[en] Collaborative software development relies on social coding platforms that integrate CI/CD tools to automate repetitive development tasks. This article focuses on GitHub and its CI/CD service GitHub Actions, that supports and promotes reusable Actions and reusable workflows to avoid duplication of workflow configuration code. Despite these reuse mechanisms, copy-paste practices persist, leading to a high amount of Type I and Type II clones in workflow files. We conduct the first large-scale quantitative clone analysis across 118K GitHub Actions workflows in 34K GitHub repositories, containing 364K instances of clones. We study the prevalence of such clones in workflows, identify the specific workflow entities that are more prone to cloning, the distribution of clones at different levels of granularity, and the extent to which clones could be mitigated by the reuse mechanisms offered by GitHub. Our findings reveal that two-thirds of workflows contain clones, the majority of which could be refactored using built-in reuse mechanisms.

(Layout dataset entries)
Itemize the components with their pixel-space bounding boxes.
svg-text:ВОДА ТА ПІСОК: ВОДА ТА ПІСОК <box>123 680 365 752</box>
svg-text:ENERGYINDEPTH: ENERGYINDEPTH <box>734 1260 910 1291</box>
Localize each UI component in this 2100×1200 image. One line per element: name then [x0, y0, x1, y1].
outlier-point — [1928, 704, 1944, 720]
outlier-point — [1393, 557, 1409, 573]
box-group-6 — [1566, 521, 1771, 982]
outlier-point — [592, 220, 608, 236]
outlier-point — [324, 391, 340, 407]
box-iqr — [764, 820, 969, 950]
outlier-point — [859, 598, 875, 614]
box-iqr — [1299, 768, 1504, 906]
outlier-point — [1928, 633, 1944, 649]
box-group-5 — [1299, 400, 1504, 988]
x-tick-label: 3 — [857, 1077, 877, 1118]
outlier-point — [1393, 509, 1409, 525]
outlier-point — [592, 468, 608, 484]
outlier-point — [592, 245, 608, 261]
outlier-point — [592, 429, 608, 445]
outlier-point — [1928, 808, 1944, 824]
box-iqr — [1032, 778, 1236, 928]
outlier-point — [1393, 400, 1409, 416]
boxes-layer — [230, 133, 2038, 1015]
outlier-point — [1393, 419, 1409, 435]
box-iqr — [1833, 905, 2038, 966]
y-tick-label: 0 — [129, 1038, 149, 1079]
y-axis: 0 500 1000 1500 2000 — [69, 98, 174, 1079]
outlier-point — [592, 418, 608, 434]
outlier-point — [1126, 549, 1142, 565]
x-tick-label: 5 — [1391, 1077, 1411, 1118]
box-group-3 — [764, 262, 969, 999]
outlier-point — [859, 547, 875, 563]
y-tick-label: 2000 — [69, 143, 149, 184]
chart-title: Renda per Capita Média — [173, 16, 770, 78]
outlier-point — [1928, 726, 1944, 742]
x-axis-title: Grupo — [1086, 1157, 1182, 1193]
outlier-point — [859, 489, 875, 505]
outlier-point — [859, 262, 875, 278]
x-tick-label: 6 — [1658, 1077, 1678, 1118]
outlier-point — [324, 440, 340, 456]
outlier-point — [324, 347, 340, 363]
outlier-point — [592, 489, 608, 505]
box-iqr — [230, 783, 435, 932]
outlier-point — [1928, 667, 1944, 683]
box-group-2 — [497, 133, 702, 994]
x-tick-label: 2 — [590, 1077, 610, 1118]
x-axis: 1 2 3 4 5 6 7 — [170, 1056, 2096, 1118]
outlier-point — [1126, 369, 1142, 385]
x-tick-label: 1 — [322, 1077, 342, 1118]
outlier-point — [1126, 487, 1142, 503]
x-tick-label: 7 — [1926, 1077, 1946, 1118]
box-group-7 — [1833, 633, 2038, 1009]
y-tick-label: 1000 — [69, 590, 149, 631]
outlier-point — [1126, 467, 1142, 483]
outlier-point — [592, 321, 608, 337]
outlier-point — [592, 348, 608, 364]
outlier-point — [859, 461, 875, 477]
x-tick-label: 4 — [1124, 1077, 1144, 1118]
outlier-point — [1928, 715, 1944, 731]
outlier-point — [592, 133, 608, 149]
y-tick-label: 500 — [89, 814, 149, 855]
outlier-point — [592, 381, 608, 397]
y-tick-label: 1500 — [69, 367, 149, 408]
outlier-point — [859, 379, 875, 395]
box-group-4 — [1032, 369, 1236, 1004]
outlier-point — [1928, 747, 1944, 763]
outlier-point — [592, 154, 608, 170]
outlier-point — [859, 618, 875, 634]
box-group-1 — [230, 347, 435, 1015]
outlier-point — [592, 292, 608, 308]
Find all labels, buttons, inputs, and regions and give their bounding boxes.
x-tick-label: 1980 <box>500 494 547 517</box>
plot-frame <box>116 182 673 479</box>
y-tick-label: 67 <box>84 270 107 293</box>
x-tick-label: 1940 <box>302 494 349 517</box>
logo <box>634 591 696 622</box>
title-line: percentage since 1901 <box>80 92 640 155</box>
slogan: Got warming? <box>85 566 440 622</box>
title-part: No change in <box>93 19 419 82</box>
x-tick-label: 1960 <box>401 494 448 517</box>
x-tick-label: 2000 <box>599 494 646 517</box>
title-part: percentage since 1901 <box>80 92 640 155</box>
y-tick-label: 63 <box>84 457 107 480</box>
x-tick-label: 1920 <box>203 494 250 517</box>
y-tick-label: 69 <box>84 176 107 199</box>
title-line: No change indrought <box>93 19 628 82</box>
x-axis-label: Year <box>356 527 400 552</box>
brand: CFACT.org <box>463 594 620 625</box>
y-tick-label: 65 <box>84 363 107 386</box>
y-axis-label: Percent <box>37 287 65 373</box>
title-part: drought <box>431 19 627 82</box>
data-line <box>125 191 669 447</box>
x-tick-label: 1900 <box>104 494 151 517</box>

■ Set tasks:
A. Answer these questions using the abstract about clones in GitHub Actions workflows:
(i) How many workflows and repositories did the analysis cover?
(ii) Which two types of clones does the abstract say are common in workflow files?
(iii) What share of workflows were found to contain clones?
B. Turn the paragraph of the abstract beginning "Collaborative software development relies" into a bulleted list that keeps its main facts.
C. List every aspect of workflow clones that the abstract says the study examines.

■ Task-by-task answers:
A.
(i) 118K workflows in 34K GitHub repositories.
(ii) Type I and Type II clones.
(iii) Two-thirds of workflows.

B.
- Collaborative software development uses social coding platforms with integrated CI/CD tools that automate repetitive tasks.
- The article focuses on GitHub and its CI/CD service, GitHub Actions. GitHub Actions offers reusable Actions and reusable workflows to avoid duplicated workflow configuration code.
- Copy-paste practices still persist and produce many Type I and Type II clones in workflow files.
- The study is the first large-scale quantitative clone analysis of this kind. It covers 118K workflows in 34K repositories, which contain 364K clone instances.
- It examines how common clones are, which workflow entities are most prone to cloning, and how clones are distributed at different levels of granularity. It also examines how far GitHub's reuse mechanisms could mitigate them.
- Two-thirds of workflows contain clones, and most of these clones could be refactored with built-in reuse mechanisms.

C.
- The prevalence of clones in workflows
- The specific workflow entities that are more prone to cloning
- The distribution of clones at different levels of granularity
- The extent to which clones could be mitigated by the reuse mechanisms offered by GitHub